-- start --

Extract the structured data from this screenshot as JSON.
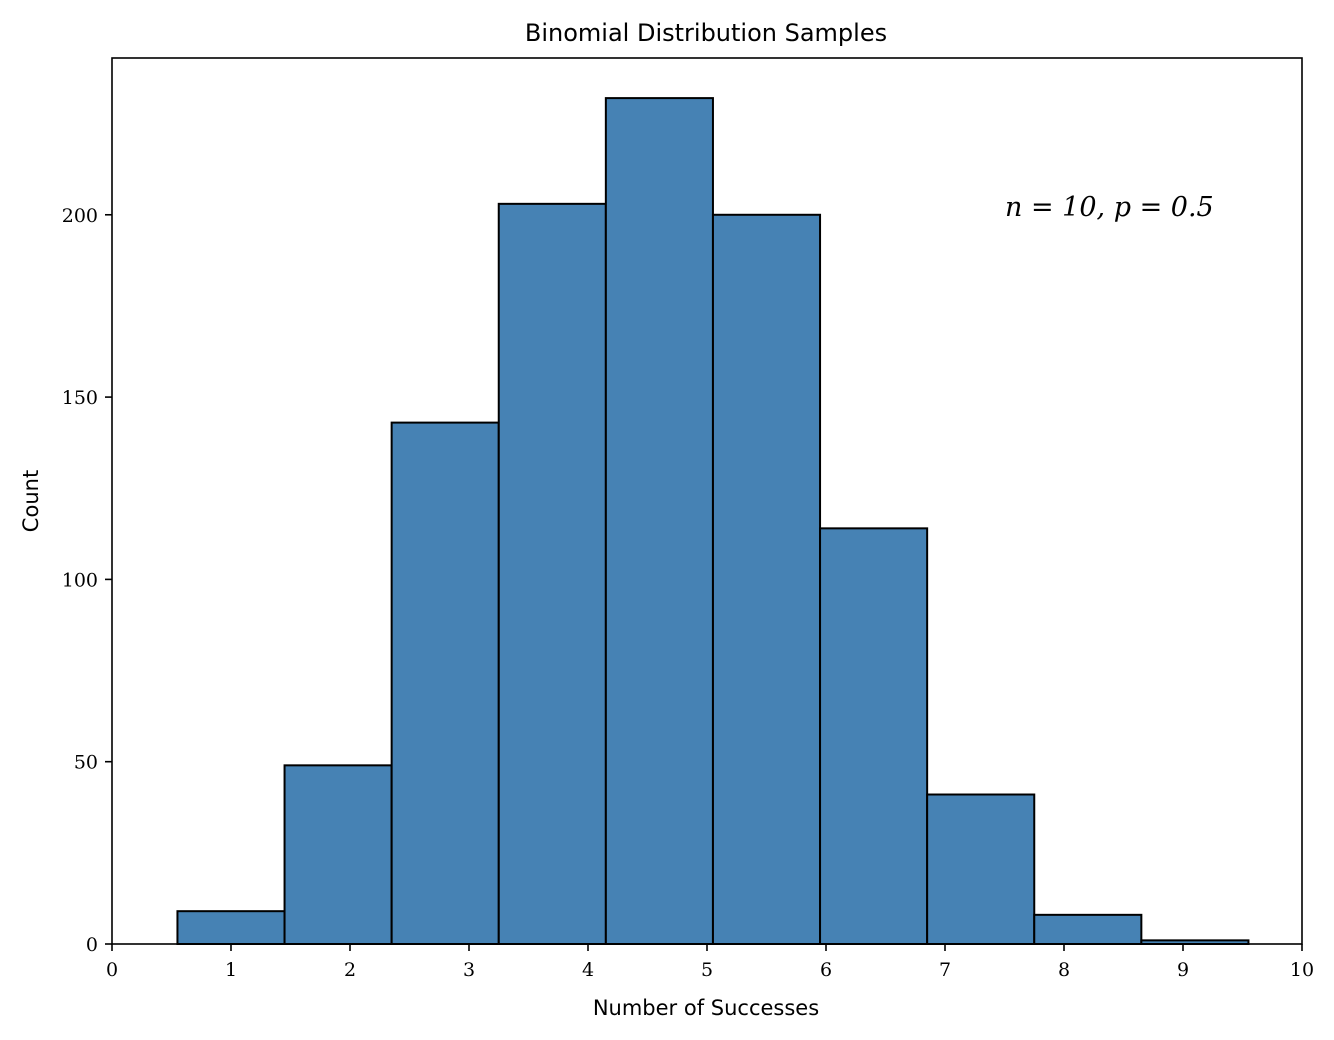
{
  "chart_data": {
    "type": "bar",
    "title": "Binomial Distribution Samples",
    "xlabel": "Number of Successes",
    "ylabel": "Count",
    "xlim": [
      0,
      10
    ],
    "ylim": [
      0,
      243
    ],
    "x_ticks": [
      0,
      1,
      2,
      3,
      4,
      5,
      6,
      7,
      8,
      9,
      10
    ],
    "y_ticks": [
      0,
      50,
      100,
      150,
      200
    ],
    "annotation": "n = 10, p = 0.5",
    "bar_color": "#4682b4",
    "edge_color": "#000000",
    "bins": [
      {
        "x0": 0.55,
        "x1": 1.45,
        "count": 9
      },
      {
        "x0": 1.45,
        "x1": 2.35,
        "count": 49
      },
      {
        "x0": 2.35,
        "x1": 3.25,
        "count": 143
      },
      {
        "x0": 3.25,
        "x1": 4.15,
        "count": 203
      },
      {
        "x0": 4.15,
        "x1": 5.05,
        "count": 232
      },
      {
        "x0": 5.05,
        "x1": 5.95,
        "count": 200
      },
      {
        "x0": 5.95,
        "x1": 6.85,
        "count": 114
      },
      {
        "x0": 6.85,
        "x1": 7.75,
        "count": 41
      },
      {
        "x0": 7.75,
        "x1": 8.65,
        "count": 8
      },
      {
        "x0": 8.65,
        "x1": 9.55,
        "count": 1
      }
    ]
  }
}
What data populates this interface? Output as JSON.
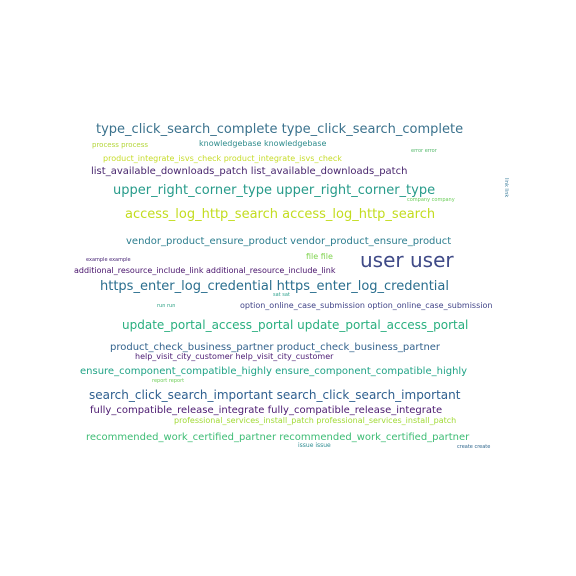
{
  "word_cloud": {
    "words": [
      {
        "text": "type_click_search_complete type_click_search_complete",
        "color": "#3b728d"
      },
      {
        "text": "knowledgebase knowledgebase",
        "color": "#2e8c8c"
      },
      {
        "text": "process process",
        "color": "#b4d63a"
      },
      {
        "text": "error error",
        "color": "#54b96b"
      },
      {
        "text": "product_integrate_isvs_check product_integrate_isvs_check",
        "color": "#c6dc2a"
      },
      {
        "text": "list_available_downloads_patch list_available_downloads_patch",
        "color": "#48266e"
      },
      {
        "text": "upper_right_corner_type upper_right_corner_type",
        "color": "#279b8a"
      },
      {
        "text": "company company",
        "color": "#6ccd5a"
      },
      {
        "text": "link link",
        "color": "#3a7c9b"
      },
      {
        "text": "access_log_http_search access_log_http_search",
        "color": "#c3dc1f"
      },
      {
        "text": "vendor_product_ensure_product vendor_product_ensure_product",
        "color": "#2c7d8e"
      },
      {
        "text": "file file",
        "color": "#7fd34e"
      },
      {
        "text": "example example",
        "color": "#482576"
      },
      {
        "text": "user user",
        "color": "#3f4a87"
      },
      {
        "text": "additional_resource_include_link additional_resource_include_link",
        "color": "#46116a"
      },
      {
        "text": "https_enter_log_credential https_enter_log_credential",
        "color": "#2a6e8e"
      },
      {
        "text": "sat sat",
        "color": "#2fa18d"
      },
      {
        "text": "run run",
        "color": "#2ba184"
      },
      {
        "text": "option_online_case_submission option_online_case_submission",
        "color": "#414488"
      },
      {
        "text": "update_portal_access_portal update_portal_access_portal",
        "color": "#29af7f"
      },
      {
        "text": "product_check_business_partner product_check_business_partner",
        "color": "#33638d"
      },
      {
        "text": "help_visit_city_customer help_visit_city_customer",
        "color": "#4a1a72"
      },
      {
        "text": "ensure_component_compatible_highly ensure_component_compatible_highly",
        "color": "#20a386"
      },
      {
        "text": "report report",
        "color": "#6ece58"
      },
      {
        "text": "search_click_search_important search_click_search_important",
        "color": "#2e5f8f"
      },
      {
        "text": "fully_compatible_release_integrate fully_compatible_release_integrate",
        "color": "#4a186f"
      },
      {
        "text": "professional_services_install_patch professional_services_install_patch",
        "color": "#a2da37"
      },
      {
        "text": "recommended_work_certified_partner recommended_work_certified_partner",
        "color": "#3dbc74"
      },
      {
        "text": "issue issue",
        "color": "#2e8c91"
      },
      {
        "text": "create create",
        "color": "#31688e"
      }
    ]
  }
}
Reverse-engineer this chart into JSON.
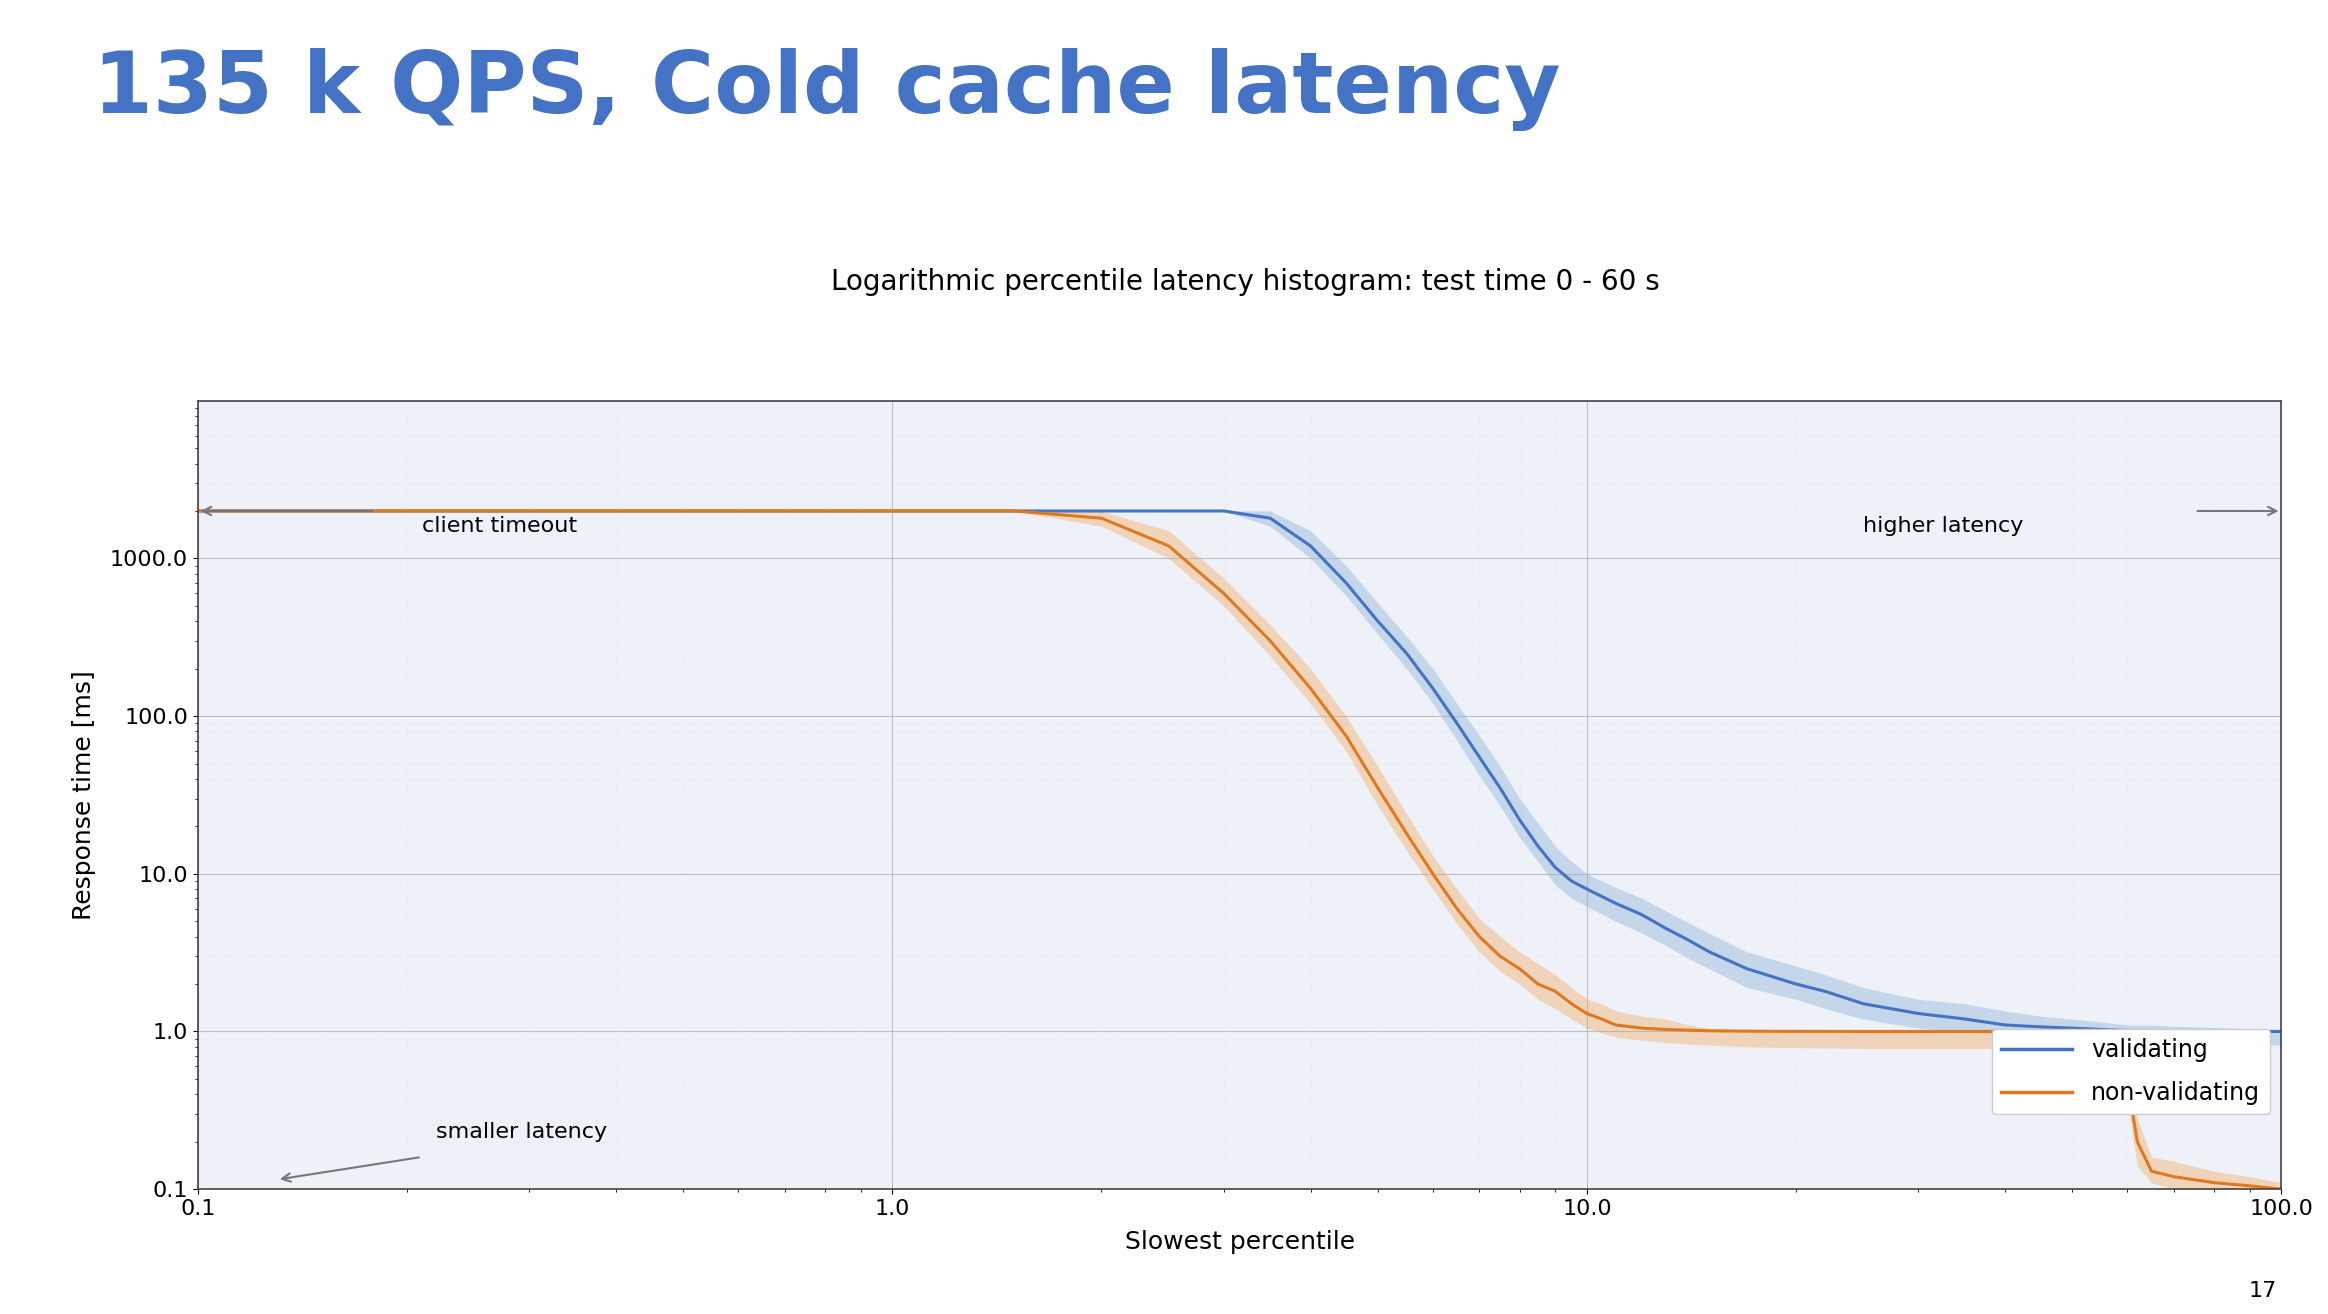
{
  "title_main": "135 k QPS, Cold cache latency",
  "title_sub": "Logarithmic percentile latency histogram: test time 0 - 60 s",
  "xlabel": "Slowest percentile",
  "ylabel": "Response time [ms]",
  "xlim": [
    0.1,
    100.0
  ],
  "ylim": [
    0.1,
    10000.0
  ],
  "title_color": "#4472C4",
  "title_fontsize": 62,
  "subtitle_fontsize": 20,
  "background_color": "#ffffff",
  "plot_bg_color": "#eef2f8",
  "grid_major_color": "#aaaaaa",
  "grid_minor_color": "#cccccc",
  "annotation_client_timeout": "client timeout",
  "annotation_higher_latency": "higher latency",
  "annotation_smaller_latency": "smaller latency",
  "validating_color": "#4472C4",
  "nonvalidating_color": "#E07820",
  "validating_fill_color": "#a8c4e0",
  "nonvalidating_fill_color": "#f0c090",
  "legend_validating": "validating",
  "legend_nonvalidating": "non-validating",
  "slide_number": "17",
  "top_bar_color": "#4472C4",
  "val_x": [
    0.1,
    0.2,
    0.5,
    1.0,
    1.5,
    2.0,
    2.5,
    3.0,
    3.5,
    4.0,
    4.5,
    5.0,
    5.5,
    6.0,
    6.5,
    7.0,
    7.5,
    8.0,
    8.5,
    9.0,
    9.5,
    10.0,
    11.0,
    12.0,
    13.0,
    14.0,
    15.0,
    17.0,
    20.0,
    22.0,
    25.0,
    30.0,
    35.0,
    40.0,
    45.0,
    50.0,
    55.0,
    58.0,
    60.0,
    65.0,
    70.0,
    80.0,
    90.0,
    95.0,
    100.0
  ],
  "val_y": [
    2000,
    2000,
    2000,
    2000,
    2000,
    2000,
    2000,
    2000,
    1800,
    1200,
    700,
    400,
    250,
    150,
    90,
    55,
    35,
    22,
    15,
    11,
    9.0,
    8.0,
    6.5,
    5.5,
    4.5,
    3.8,
    3.2,
    2.5,
    2.0,
    1.8,
    1.5,
    1.3,
    1.2,
    1.1,
    1.07,
    1.05,
    1.03,
    1.02,
    1.01,
    1.01,
    1.005,
    1.002,
    1.001,
    1.001,
    1.0
  ],
  "val_y_lo": [
    2000,
    2000,
    2000,
    2000,
    2000,
    2000,
    2000,
    2000,
    1600,
    1000,
    580,
    330,
    200,
    120,
    70,
    42,
    27,
    17,
    12,
    8.5,
    7.0,
    6.2,
    5.0,
    4.2,
    3.5,
    2.9,
    2.5,
    1.9,
    1.6,
    1.4,
    1.2,
    1.05,
    1.0,
    0.95,
    0.92,
    0.9,
    0.88,
    0.87,
    0.86,
    0.86,
    0.85,
    0.84,
    0.83,
    0.82,
    0.82
  ],
  "val_y_hi": [
    2000,
    2000,
    2000,
    2000,
    2000,
    2000,
    2000,
    2000,
    2000,
    1500,
    900,
    520,
    320,
    200,
    120,
    75,
    48,
    30,
    21,
    15,
    12,
    10,
    8.2,
    7.0,
    5.8,
    4.9,
    4.2,
    3.2,
    2.6,
    2.3,
    1.9,
    1.6,
    1.5,
    1.35,
    1.25,
    1.2,
    1.15,
    1.12,
    1.1,
    1.1,
    1.08,
    1.06,
    1.04,
    1.03,
    1.02
  ],
  "nv_x": [
    0.1,
    0.2,
    0.5,
    1.0,
    1.5,
    2.0,
    2.5,
    3.0,
    3.5,
    4.0,
    4.5,
    5.0,
    5.5,
    6.0,
    6.5,
    7.0,
    7.5,
    8.0,
    8.5,
    9.0,
    9.5,
    10.0,
    10.5,
    11.0,
    12.0,
    13.0,
    14.0,
    15.0,
    17.0,
    20.0,
    25.0,
    30.0,
    40.0,
    50.0,
    55.0,
    57.0,
    58.0,
    59.0,
    60.0,
    62.0,
    65.0,
    70.0,
    80.0,
    90.0,
    100.0
  ],
  "nv_y": [
    2000,
    2000,
    2000,
    2000,
    2000,
    1800,
    1200,
    600,
    300,
    150,
    75,
    35,
    18,
    10,
    6.0,
    4.0,
    3.0,
    2.5,
    2.0,
    1.8,
    1.5,
    1.3,
    1.2,
    1.1,
    1.05,
    1.03,
    1.02,
    1.01,
    1.005,
    1.002,
    1.001,
    1.001,
    1.001,
    1.001,
    1.001,
    1.001,
    1.0,
    0.9,
    0.5,
    0.2,
    0.13,
    0.12,
    0.11,
    0.105,
    0.1
  ],
  "nv_y_lo": [
    2000,
    2000,
    2000,
    2000,
    2000,
    1600,
    1000,
    500,
    240,
    120,
    60,
    27,
    14,
    8.0,
    4.8,
    3.2,
    2.4,
    2.0,
    1.6,
    1.4,
    1.2,
    1.05,
    0.98,
    0.92,
    0.88,
    0.85,
    0.83,
    0.82,
    0.8,
    0.79,
    0.78,
    0.78,
    0.78,
    0.78,
    0.78,
    0.78,
    0.77,
    0.7,
    0.35,
    0.14,
    0.11,
    0.1,
    0.1,
    0.1,
    0.1
  ],
  "nv_y_hi": [
    2000,
    2000,
    2000,
    2000,
    2000,
    2000,
    1500,
    750,
    380,
    200,
    100,
    48,
    24,
    13,
    8.0,
    5.2,
    4.0,
    3.2,
    2.7,
    2.3,
    1.9,
    1.6,
    1.5,
    1.35,
    1.25,
    1.2,
    1.1,
    1.05,
    1.02,
    1.01,
    1.005,
    1.003,
    1.002,
    1.002,
    1.002,
    1.002,
    1.001,
    1.1,
    0.65,
    0.28,
    0.16,
    0.15,
    0.13,
    0.12,
    0.11
  ]
}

-- end --

| Goal |
Check every line for "percentile" and show the ones that have it.

| Written response |
  "title_sub": "Logarithmic percentile latency histogram: test time 0 - 60 s",
  "xlabel": "Slowest percentile",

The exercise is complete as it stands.